- TASK -
From the entries below, copy every line holding the word "между".

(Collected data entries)
--- BEGIN ---

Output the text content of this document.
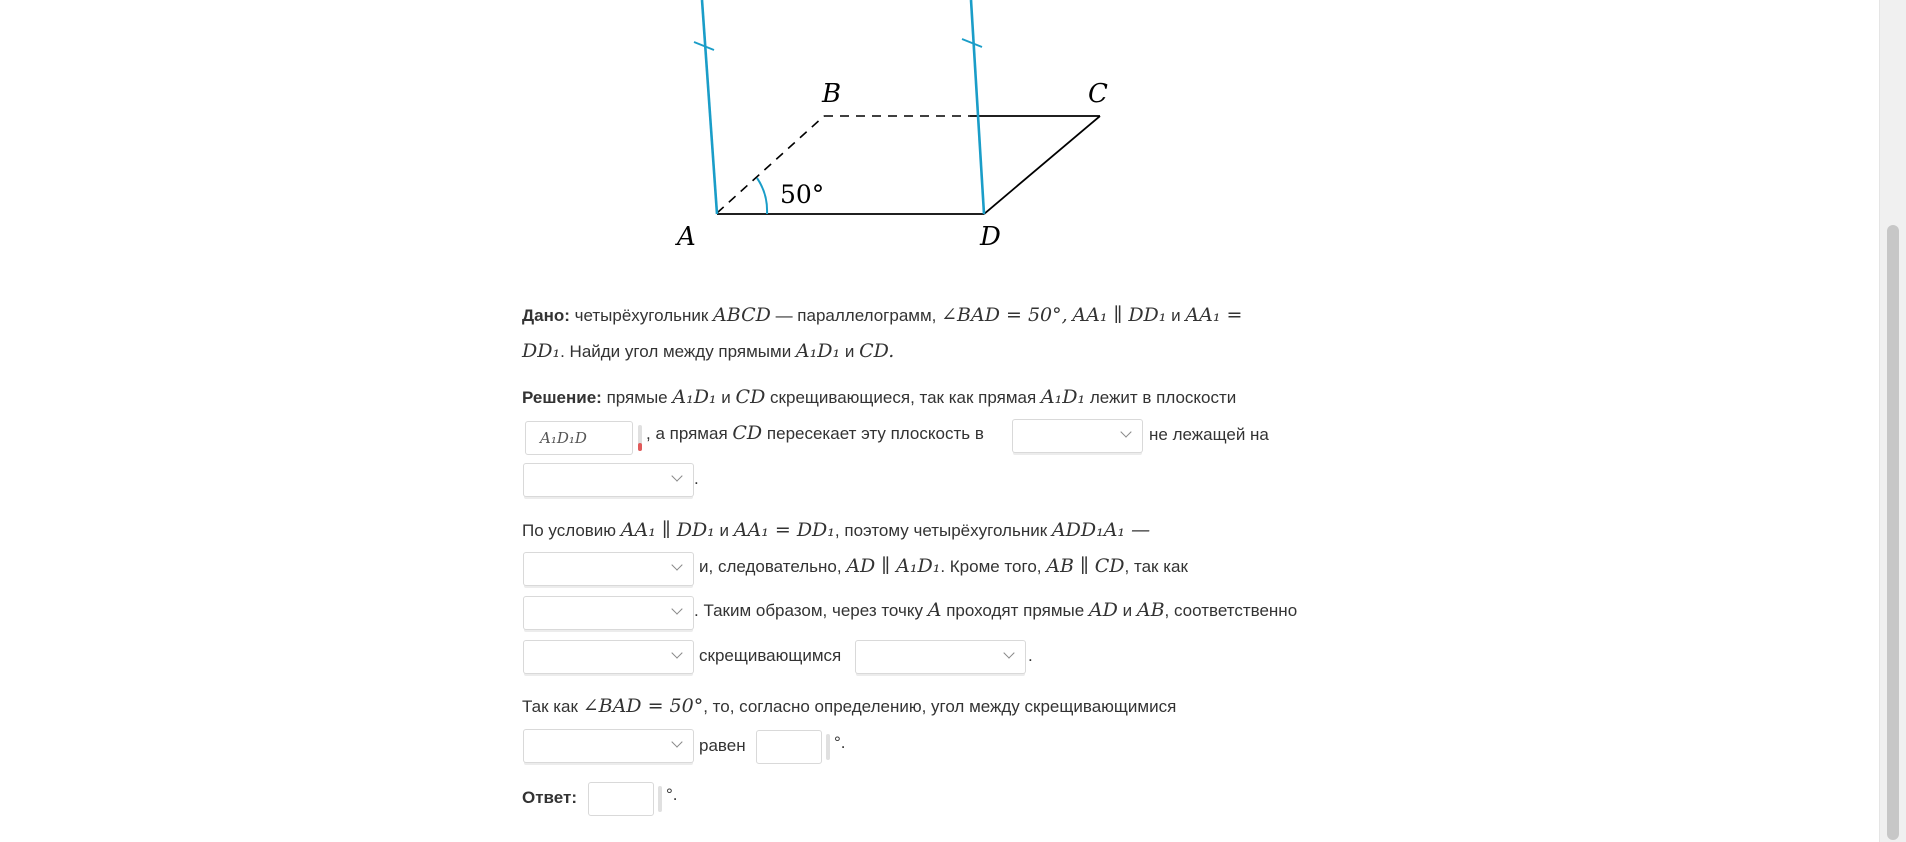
A
B	C
D
50°
Дано: четырёхугольник ABCD — параллелограмм, ∠BAD = 50°, AA₁ ∥ DD₁ и AA₁ =
DD₁. Найди угол между прямыми A₁D₁ и CD.
Решение: прямые A₁D₁ и CD скрещивающиеся, так как прямая A₁D₁ лежит в плоскости
A₁D₁D	, а прямая CD пересекает эту плоскость в	не лежащей на
.
По условию AA₁ ∥ DD₁ и AA₁ = DD₁, поэтому четырёхугольник ADD₁A₁ —
и, следовательно, AD ∥ A₁D₁. Кроме того, AB ∥ CD, так как
. Таким образом, через точку A проходят прямые AD и AB, соответственно
скрещивающимся	.
Так как ∠BAD = 50°, то, согласно определению, угол между скрещивающимися
равен	°.
Ответ:	°.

--- END ---

- TASK RESPONSE -
DD₁. Найди угол между прямыми A₁D₁ и CD.
Так как ∠BAD = 50°, то, согласно определению, угол между скрещивающимися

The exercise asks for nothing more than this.